=== Dataset excerpts ===

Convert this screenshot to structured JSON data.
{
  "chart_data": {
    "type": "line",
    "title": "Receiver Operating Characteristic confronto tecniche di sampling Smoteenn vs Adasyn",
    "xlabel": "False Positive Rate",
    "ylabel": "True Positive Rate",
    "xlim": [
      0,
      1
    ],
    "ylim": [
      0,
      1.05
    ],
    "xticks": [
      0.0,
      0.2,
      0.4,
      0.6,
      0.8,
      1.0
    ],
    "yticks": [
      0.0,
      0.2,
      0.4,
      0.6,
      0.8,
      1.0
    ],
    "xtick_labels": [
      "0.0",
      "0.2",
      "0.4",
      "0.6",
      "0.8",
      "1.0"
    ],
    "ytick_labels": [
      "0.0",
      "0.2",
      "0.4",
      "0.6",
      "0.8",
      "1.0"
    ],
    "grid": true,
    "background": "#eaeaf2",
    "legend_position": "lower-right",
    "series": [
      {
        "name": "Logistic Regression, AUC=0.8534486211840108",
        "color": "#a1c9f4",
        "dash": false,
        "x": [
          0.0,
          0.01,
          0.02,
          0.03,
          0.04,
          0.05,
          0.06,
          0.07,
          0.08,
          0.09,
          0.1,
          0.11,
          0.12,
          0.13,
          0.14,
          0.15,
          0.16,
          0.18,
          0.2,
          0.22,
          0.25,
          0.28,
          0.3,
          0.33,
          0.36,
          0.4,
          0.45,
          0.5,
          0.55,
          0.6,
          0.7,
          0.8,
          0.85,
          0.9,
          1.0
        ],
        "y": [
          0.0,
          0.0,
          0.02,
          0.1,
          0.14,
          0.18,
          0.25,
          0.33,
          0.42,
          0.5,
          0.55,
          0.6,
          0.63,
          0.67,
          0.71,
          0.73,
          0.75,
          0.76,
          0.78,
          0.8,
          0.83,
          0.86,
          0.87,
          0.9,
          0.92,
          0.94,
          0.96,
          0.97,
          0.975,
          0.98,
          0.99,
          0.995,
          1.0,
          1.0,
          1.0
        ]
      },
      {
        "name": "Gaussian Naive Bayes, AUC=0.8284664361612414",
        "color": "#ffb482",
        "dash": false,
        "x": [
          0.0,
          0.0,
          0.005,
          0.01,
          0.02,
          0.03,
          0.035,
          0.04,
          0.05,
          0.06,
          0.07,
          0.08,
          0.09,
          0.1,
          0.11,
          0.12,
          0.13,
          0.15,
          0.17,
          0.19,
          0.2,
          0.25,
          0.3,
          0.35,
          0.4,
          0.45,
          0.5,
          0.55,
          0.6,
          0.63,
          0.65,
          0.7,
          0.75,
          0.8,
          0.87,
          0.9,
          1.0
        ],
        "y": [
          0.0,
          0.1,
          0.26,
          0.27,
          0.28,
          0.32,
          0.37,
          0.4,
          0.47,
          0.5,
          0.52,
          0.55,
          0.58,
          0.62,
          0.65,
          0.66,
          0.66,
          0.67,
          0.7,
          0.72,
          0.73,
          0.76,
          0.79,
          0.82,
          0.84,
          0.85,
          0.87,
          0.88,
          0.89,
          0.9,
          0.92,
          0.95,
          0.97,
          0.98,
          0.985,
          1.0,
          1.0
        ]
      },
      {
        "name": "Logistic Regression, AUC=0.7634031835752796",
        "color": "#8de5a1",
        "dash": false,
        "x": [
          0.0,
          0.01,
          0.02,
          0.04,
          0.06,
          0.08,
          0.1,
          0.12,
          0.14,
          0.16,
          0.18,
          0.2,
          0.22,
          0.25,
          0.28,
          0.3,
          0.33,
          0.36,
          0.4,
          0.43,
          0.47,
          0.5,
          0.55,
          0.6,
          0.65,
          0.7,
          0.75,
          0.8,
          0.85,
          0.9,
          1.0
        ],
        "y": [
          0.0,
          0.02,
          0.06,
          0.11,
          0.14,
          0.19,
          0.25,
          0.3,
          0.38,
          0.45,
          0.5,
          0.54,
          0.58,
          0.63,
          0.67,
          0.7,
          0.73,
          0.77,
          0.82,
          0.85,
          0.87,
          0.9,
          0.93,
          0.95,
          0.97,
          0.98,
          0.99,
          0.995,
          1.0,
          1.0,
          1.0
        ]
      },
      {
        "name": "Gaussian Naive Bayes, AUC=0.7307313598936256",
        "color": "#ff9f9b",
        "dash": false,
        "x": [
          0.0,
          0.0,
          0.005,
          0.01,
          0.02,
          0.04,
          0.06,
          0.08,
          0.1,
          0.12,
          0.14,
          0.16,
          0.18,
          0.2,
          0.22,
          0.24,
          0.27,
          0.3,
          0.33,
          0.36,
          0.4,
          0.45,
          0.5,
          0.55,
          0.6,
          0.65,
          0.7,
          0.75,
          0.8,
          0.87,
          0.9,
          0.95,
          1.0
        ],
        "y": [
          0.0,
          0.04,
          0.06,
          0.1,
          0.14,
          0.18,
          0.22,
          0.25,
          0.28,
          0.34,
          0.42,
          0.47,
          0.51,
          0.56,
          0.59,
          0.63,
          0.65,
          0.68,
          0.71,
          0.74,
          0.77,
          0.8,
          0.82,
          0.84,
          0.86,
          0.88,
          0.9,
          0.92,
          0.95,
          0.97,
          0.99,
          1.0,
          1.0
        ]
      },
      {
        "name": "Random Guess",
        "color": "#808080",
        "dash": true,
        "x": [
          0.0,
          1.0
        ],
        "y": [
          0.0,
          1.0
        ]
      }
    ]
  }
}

===

- [Problem details]:
Write out the full listing exactly as given.

- [Correct response]:
Convert this screenshot to structured JSON data.
{
  "chart_data": {
    "type": "line",
    "title": "Receiver Operating Characteristic confronto tecniche di sampling Smoteenn vs Adasyn",
    "xlabel": "False Positive Rate",
    "ylabel": "True Positive Rate",
    "xlim": [
      0,
      1
    ],
    "ylim": [
      0,
      1.05
    ],
    "xticks": [
      0.0,
      0.2,
      0.4,
      0.6,
      0.8,
      1.0
    ],
    "yticks": [
      0.0,
      0.2,
      0.4,
      0.6,
      0.8,
      1.0
    ],
    "xtick_labels": [
      "0.0",
      "0.2",
      "0.4",
      "0.6",
      "0.8",
      "1.0"
    ],
    "ytick_labels": [
      "0.0",
      "0.2",
      "0.4",
      "0.6",
      "0.8",
      "1.0"
    ],
    "grid": true,
    "background": "#eaeaf2",
    "legend_position": "lower-right",
    "series": [
      {
        "name": "Logistic Regression, AUC=0.8534486211840108",
        "color": "#a1c9f4",
        "dash": false,
        "x": [
          0.0,
          0.01,
          0.02,
          0.03,
          0.04,
          0.05,
          0.06,
          0.07,
          0.08,
          0.09,
          0.1,
          0.11,
          0.12,
          0.13,
          0.14,
          0.15,
          0.16,
          0.18,
          0.2,
          0.22,
          0.25,
          0.28,
          0.3,
          0.33,
          0.36,
          0.4,
          0.45,
          0.5,
          0.55,
          0.6,
          0.7,
          0.8,
          0.85,
          0.9,
          1.0
        ],
        "y": [
          0.0,
          0.0,
          0.02,
          0.1,
          0.14,
          0.18,
          0.25,
          0.33,
          0.42,
          0.5,
          0.55,
          0.6,
          0.63,
          0.67,
          0.71,
          0.73,
          0.75,
          0.76,
          0.78,
          0.8,
          0.83,
          0.86,
          0.87,
          0.9,
          0.92,
          0.94,
          0.96,
          0.97,
          0.975,
          0.98,
          0.99,
          0.995,
          1.0,
          1.0,
          1.0
        ]
      },
      {
        "name": "Gaussian Naive Bayes, AUC=0.8284664361612414",
        "color": "#ffb482",
        "dash": false,
        "x": [
          0.0,
          0.0,
          0.005,
          0.01,
          0.02,
          0.03,
          0.035,
          0.04,
          0.05,
          0.06,
          0.07,
          0.08,
          0.09,
          0.1,
          0.11,
          0.12,
          0.13,
          0.15,
          0.17,
          0.19,
          0.2,
          0.25,
          0.3,
          0.35,
          0.4,
          0.45,
          0.5,
          0.55,
          0.6,
          0.63,
          0.65,
          0.7,
          0.75,
          0.8,
          0.87,
          0.9,
          1.0
        ],
        "y": [
          0.0,
          0.1,
          0.26,
          0.27,
          0.28,
          0.32,
          0.37,
          0.4,
          0.47,
          0.5,
          0.52,
          0.55,
          0.58,
          0.62,
          0.65,
          0.66,
          0.66,
          0.67,
          0.7,
          0.72,
          0.73,
          0.76,
          0.79,
          0.82,
          0.84,
          0.85,
          0.87,
          0.88,
          0.89,
          0.9,
          0.92,
          0.95,
          0.97,
          0.98,
          0.985,
          1.0,
          1.0
        ]
      },
      {
        "name": "Logistic Regression, AUC=0.7634031835752796",
        "color": "#8de5a1",
        "dash": false,
        "x": [
          0.0,
          0.01,
          0.02,
          0.04,
          0.06,
          0.08,
          0.1,
          0.12,
          0.14,
          0.16,
          0.18,
          0.2,
          0.22,
          0.25,
          0.28,
          0.3,
          0.33,
          0.36,
          0.4,
          0.43,
          0.47,
          0.5,
          0.55,
          0.6,
          0.65,
          0.7,
          0.75,
          0.8,
          0.85,
          0.9,
          1.0
        ],
        "y": [
          0.0,
          0.02,
          0.06,
          0.11,
          0.14,
          0.19,
          0.25,
          0.3,
          0.38,
          0.45,
          0.5,
          0.54,
          0.58,
          0.63,
          0.67,
          0.7,
          0.73,
          0.77,
          0.82,
          0.85,
          0.87,
          0.9,
          0.93,
          0.95,
          0.97,
          0.98,
          0.99,
          0.995,
          1.0,
          1.0,
          1.0
        ]
      },
      {
        "name": "Gaussian Naive Bayes, AUC=0.7307313598936256",
        "color": "#ff9f9b",
        "dash": false,
        "x": [
          0.0,
          0.0,
          0.005,
          0.01,
          0.02,
          0.04,
          0.06,
          0.08,
          0.1,
          0.12,
          0.14,
          0.16,
          0.18,
          0.2,
          0.22,
          0.24,
          0.27,
          0.3,
          0.33,
          0.36,
          0.4,
          0.45,
          0.5,
          0.55,
          0.6,
          0.65,
          0.7,
          0.75,
          0.8,
          0.87,
          0.9,
          0.95,
          1.0
        ],
        "y": [
          0.0,
          0.04,
          0.06,
          0.1,
          0.14,
          0.18,
          0.22,
          0.25,
          0.28,
          0.34,
          0.42,
          0.47,
          0.51,
          0.56,
          0.59,
          0.63,
          0.65,
          0.68,
          0.71,
          0.74,
          0.77,
          0.8,
          0.82,
          0.84,
          0.86,
          0.88,
          0.9,
          0.92,
          0.95,
          0.97,
          0.99,
          1.0,
          1.0
        ]
      },
      {
        "name": "Random Guess",
        "color": "#808080",
        "dash": true,
        "x": [
          0.0,
          1.0
        ],
        "y": [
          0.0,
          1.0
        ]
      }
    ]
  }
}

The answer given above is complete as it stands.